**Supplied material**

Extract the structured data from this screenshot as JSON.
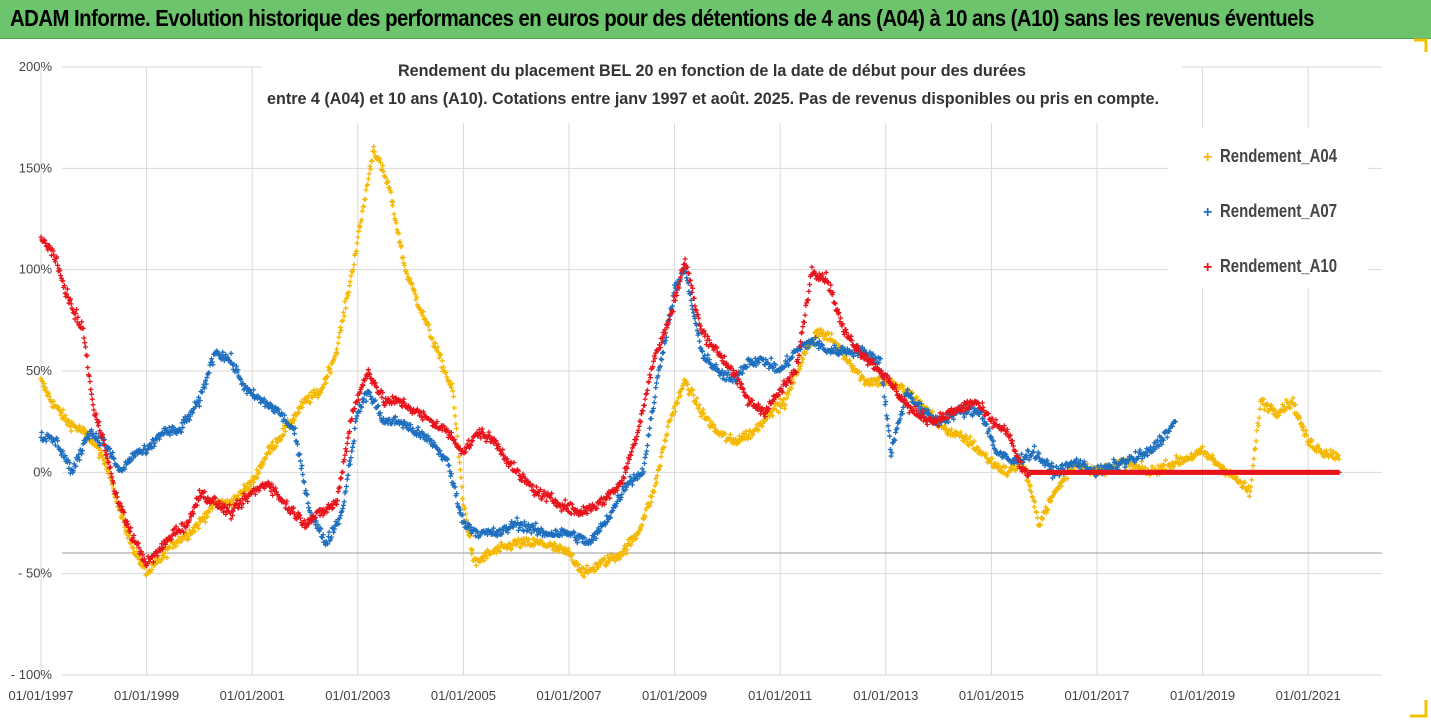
{
  "header": {
    "title": "ADAM Informe. Evolution historique des performances en euros pour des détentions de 4 ans (A04) à 10 ans (A10) sans les revenus éventuels"
  },
  "colors": {
    "header_bg": "#6cc46c",
    "frame_accent": "#f2c200",
    "A04": "#f5b800",
    "A07": "#1f6fbf",
    "A10": "#e8141c"
  },
  "chart_data": {
    "type": "scatter",
    "title_lines": [
      "Rendement du placement BEL 20 en fonction de la date de début pour des durées",
      "entre 4 (A04) et 10 ans (A10). Cotations entre janv 1997 et août. 2025. Pas de revenus disponibles ou pris en compte."
    ],
    "x_unit": "date",
    "xlim": [
      "01/01/1997",
      "01/01/2022"
    ],
    "x_ticks": [
      "01/01/1997",
      "01/01/1999",
      "01/01/2001",
      "01/01/2003",
      "01/01/2005",
      "01/01/2007",
      "01/01/2009",
      "01/01/2011",
      "01/01/2013",
      "01/01/2015",
      "01/01/2017",
      "01/01/2019",
      "01/01/2021"
    ],
    "ylim": [
      -1.0,
      2.0
    ],
    "y_ticks": [
      {
        "value": 2.0,
        "label": "200%"
      },
      {
        "value": 1.5,
        "label": "150%"
      },
      {
        "value": 1.0,
        "label": "100%"
      },
      {
        "value": 0.5,
        "label": "50%"
      },
      {
        "value": 0.0,
        "label": "0%"
      },
      {
        "value": -0.5,
        "label": "- 50%"
      },
      {
        "value": -1.0,
        "label": "- 100%"
      }
    ],
    "grid": true,
    "marker": "+",
    "legend_position": "top-right",
    "series": [
      {
        "name": "Rendement_A04",
        "color": "#f5b800",
        "x_end": 2021.6,
        "points": [
          [
            1997.0,
            0.45
          ],
          [
            1997.2,
            0.35
          ],
          [
            1997.5,
            0.25
          ],
          [
            1997.8,
            0.2
          ],
          [
            1998.0,
            0.15
          ],
          [
            1998.3,
            0.0
          ],
          [
            1998.5,
            -0.2
          ],
          [
            1998.7,
            -0.35
          ],
          [
            1999.0,
            -0.5
          ],
          [
            1999.2,
            -0.45
          ],
          [
            1999.5,
            -0.35
          ],
          [
            1999.8,
            -0.3
          ],
          [
            2000.0,
            -0.25
          ],
          [
            2000.3,
            -0.15
          ],
          [
            2000.6,
            -0.15
          ],
          [
            2001.0,
            -0.05
          ],
          [
            2001.3,
            0.1
          ],
          [
            2001.6,
            0.2
          ],
          [
            2002.0,
            0.35
          ],
          [
            2002.3,
            0.4
          ],
          [
            2002.6,
            0.6
          ],
          [
            2002.9,
            1.0
          ],
          [
            2003.1,
            1.3
          ],
          [
            2003.3,
            1.6
          ],
          [
            2003.6,
            1.4
          ],
          [
            2003.9,
            1.0
          ],
          [
            2004.2,
            0.8
          ],
          [
            2004.5,
            0.6
          ],
          [
            2004.8,
            0.4
          ],
          [
            2005.0,
            -0.15
          ],
          [
            2005.2,
            -0.45
          ],
          [
            2005.5,
            -0.4
          ],
          [
            2006.0,
            -0.35
          ],
          [
            2006.5,
            -0.35
          ],
          [
            2007.0,
            -0.4
          ],
          [
            2007.3,
            -0.5
          ],
          [
            2007.6,
            -0.45
          ],
          [
            2008.0,
            -0.4
          ],
          [
            2008.3,
            -0.3
          ],
          [
            2008.6,
            -0.1
          ],
          [
            2008.9,
            0.25
          ],
          [
            2009.2,
            0.45
          ],
          [
            2009.5,
            0.3
          ],
          [
            2009.8,
            0.2
          ],
          [
            2010.1,
            0.15
          ],
          [
            2010.5,
            0.2
          ],
          [
            2010.8,
            0.3
          ],
          [
            2011.1,
            0.35
          ],
          [
            2011.4,
            0.55
          ],
          [
            2011.7,
            0.7
          ],
          [
            2012.0,
            0.65
          ],
          [
            2012.3,
            0.55
          ],
          [
            2012.6,
            0.45
          ],
          [
            2013.0,
            0.45
          ],
          [
            2013.4,
            0.4
          ],
          [
            2013.8,
            0.3
          ],
          [
            2014.2,
            0.2
          ],
          [
            2014.6,
            0.15
          ],
          [
            2015.0,
            0.05
          ],
          [
            2015.3,
            0.0
          ],
          [
            2015.6,
            0.05
          ],
          [
            2015.9,
            -0.25
          ],
          [
            2016.2,
            -0.1
          ],
          [
            2016.6,
            0.05
          ],
          [
            2017.0,
            0.0
          ],
          [
            2017.5,
            0.05
          ],
          [
            2018.0,
            0.0
          ],
          [
            2018.5,
            0.05
          ],
          [
            2019.0,
            0.1
          ],
          [
            2019.5,
            0.0
          ],
          [
            2019.9,
            -0.1
          ],
          [
            2020.1,
            0.35
          ],
          [
            2020.4,
            0.3
          ],
          [
            2020.7,
            0.35
          ],
          [
            2021.0,
            0.15
          ],
          [
            2021.3,
            0.1
          ],
          [
            2021.6,
            0.08
          ]
        ]
      },
      {
        "name": "Rendement_A07",
        "color": "#1f6fbf",
        "x_end": 2018.5,
        "points": [
          [
            1997.0,
            0.18
          ],
          [
            1997.3,
            0.15
          ],
          [
            1997.6,
            0.0
          ],
          [
            1997.9,
            0.2
          ],
          [
            1998.2,
            0.15
          ],
          [
            1998.5,
            0.0
          ],
          [
            1998.8,
            0.1
          ],
          [
            1999.0,
            0.1
          ],
          [
            1999.3,
            0.2
          ],
          [
            1999.6,
            0.2
          ],
          [
            2000.0,
            0.35
          ],
          [
            2000.3,
            0.6
          ],
          [
            2000.6,
            0.55
          ],
          [
            2000.9,
            0.4
          ],
          [
            2001.2,
            0.35
          ],
          [
            2001.5,
            0.3
          ],
          [
            2001.8,
            0.2
          ],
          [
            2002.1,
            -0.2
          ],
          [
            2002.4,
            -0.35
          ],
          [
            2002.7,
            -0.2
          ],
          [
            2003.0,
            0.3
          ],
          [
            2003.2,
            0.4
          ],
          [
            2003.5,
            0.25
          ],
          [
            2003.8,
            0.25
          ],
          [
            2004.1,
            0.2
          ],
          [
            2004.4,
            0.15
          ],
          [
            2004.7,
            0.05
          ],
          [
            2005.0,
            -0.25
          ],
          [
            2005.3,
            -0.3
          ],
          [
            2005.7,
            -0.3
          ],
          [
            2006.0,
            -0.25
          ],
          [
            2006.5,
            -0.3
          ],
          [
            2007.0,
            -0.3
          ],
          [
            2007.4,
            -0.35
          ],
          [
            2007.8,
            -0.2
          ],
          [
            2008.1,
            -0.05
          ],
          [
            2008.4,
            0.0
          ],
          [
            2008.7,
            0.5
          ],
          [
            2009.0,
            0.9
          ],
          [
            2009.2,
            1.0
          ],
          [
            2009.5,
            0.6
          ],
          [
            2009.8,
            0.5
          ],
          [
            2010.1,
            0.45
          ],
          [
            2010.4,
            0.55
          ],
          [
            2010.7,
            0.55
          ],
          [
            2011.0,
            0.5
          ],
          [
            2011.3,
            0.6
          ],
          [
            2011.6,
            0.65
          ],
          [
            2011.9,
            0.6
          ],
          [
            2012.2,
            0.6
          ],
          [
            2012.5,
            0.6
          ],
          [
            2012.9,
            0.55
          ],
          [
            2013.1,
            0.1
          ],
          [
            2013.4,
            0.4
          ],
          [
            2013.7,
            0.3
          ],
          [
            2014.0,
            0.25
          ],
          [
            2014.4,
            0.3
          ],
          [
            2014.8,
            0.3
          ],
          [
            2015.1,
            0.1
          ],
          [
            2015.4,
            0.05
          ],
          [
            2015.8,
            0.1
          ],
          [
            2016.2,
            0.0
          ],
          [
            2016.6,
            0.05
          ],
          [
            2017.0,
            0.0
          ],
          [
            2017.5,
            0.05
          ],
          [
            2018.0,
            0.1
          ],
          [
            2018.5,
            0.25
          ]
        ]
      },
      {
        "name": "Rendement_A10",
        "color": "#e8141c",
        "x_end": 2021.6,
        "points": [
          [
            1997.0,
            1.15
          ],
          [
            1997.2,
            1.1
          ],
          [
            1997.4,
            0.95
          ],
          [
            1997.6,
            0.8
          ],
          [
            1997.8,
            0.7
          ],
          [
            1998.0,
            0.3
          ],
          [
            1998.2,
            0.15
          ],
          [
            1998.4,
            -0.1
          ],
          [
            1998.7,
            -0.3
          ],
          [
            1999.0,
            -0.45
          ],
          [
            1999.2,
            -0.4
          ],
          [
            1999.5,
            -0.3
          ],
          [
            1999.8,
            -0.25
          ],
          [
            2000.0,
            -0.1
          ],
          [
            2000.3,
            -0.15
          ],
          [
            2000.6,
            -0.2
          ],
          [
            2001.0,
            -0.1
          ],
          [
            2001.3,
            -0.05
          ],
          [
            2001.6,
            -0.15
          ],
          [
            2002.0,
            -0.25
          ],
          [
            2002.3,
            -0.2
          ],
          [
            2002.6,
            -0.15
          ],
          [
            2002.9,
            0.3
          ],
          [
            2003.2,
            0.5
          ],
          [
            2003.5,
            0.35
          ],
          [
            2003.8,
            0.35
          ],
          [
            2004.1,
            0.3
          ],
          [
            2004.4,
            0.25
          ],
          [
            2004.7,
            0.2
          ],
          [
            2005.0,
            0.1
          ],
          [
            2005.3,
            0.2
          ],
          [
            2005.6,
            0.15
          ],
          [
            2006.0,
            0.0
          ],
          [
            2006.4,
            -0.1
          ],
          [
            2006.8,
            -0.15
          ],
          [
            2007.2,
            -0.2
          ],
          [
            2007.6,
            -0.15
          ],
          [
            2008.0,
            -0.05
          ],
          [
            2008.3,
            0.2
          ],
          [
            2008.6,
            0.55
          ],
          [
            2008.9,
            0.75
          ],
          [
            2009.2,
            1.05
          ],
          [
            2009.5,
            0.7
          ],
          [
            2009.8,
            0.6
          ],
          [
            2010.1,
            0.5
          ],
          [
            2010.4,
            0.35
          ],
          [
            2010.7,
            0.3
          ],
          [
            2011.0,
            0.4
          ],
          [
            2011.3,
            0.5
          ],
          [
            2011.6,
            1.0
          ],
          [
            2011.9,
            0.95
          ],
          [
            2012.2,
            0.7
          ],
          [
            2012.5,
            0.6
          ],
          [
            2012.9,
            0.5
          ],
          [
            2013.2,
            0.4
          ],
          [
            2013.5,
            0.3
          ],
          [
            2013.9,
            0.25
          ],
          [
            2014.3,
            0.3
          ],
          [
            2014.7,
            0.35
          ],
          [
            2015.0,
            0.25
          ],
          [
            2015.3,
            0.2
          ],
          [
            2015.6,
            0.0
          ],
          [
            2016.0,
            0.0
          ],
          [
            2017.0,
            0.0
          ],
          [
            2018.0,
            0.0
          ],
          [
            2019.0,
            0.0
          ],
          [
            2020.0,
            0.0
          ],
          [
            2021.0,
            0.0
          ],
          [
            2021.6,
            0.0
          ]
        ]
      }
    ]
  }
}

**Request**
Copy every single line of the material above that holds "label".

**Exercise response**
        "label": "200%"
        "label": "150%"
        "label": "100%"
        "label": "50%"
        "label": "0%"
        "label": "- 50%"
        "label": "- 100%"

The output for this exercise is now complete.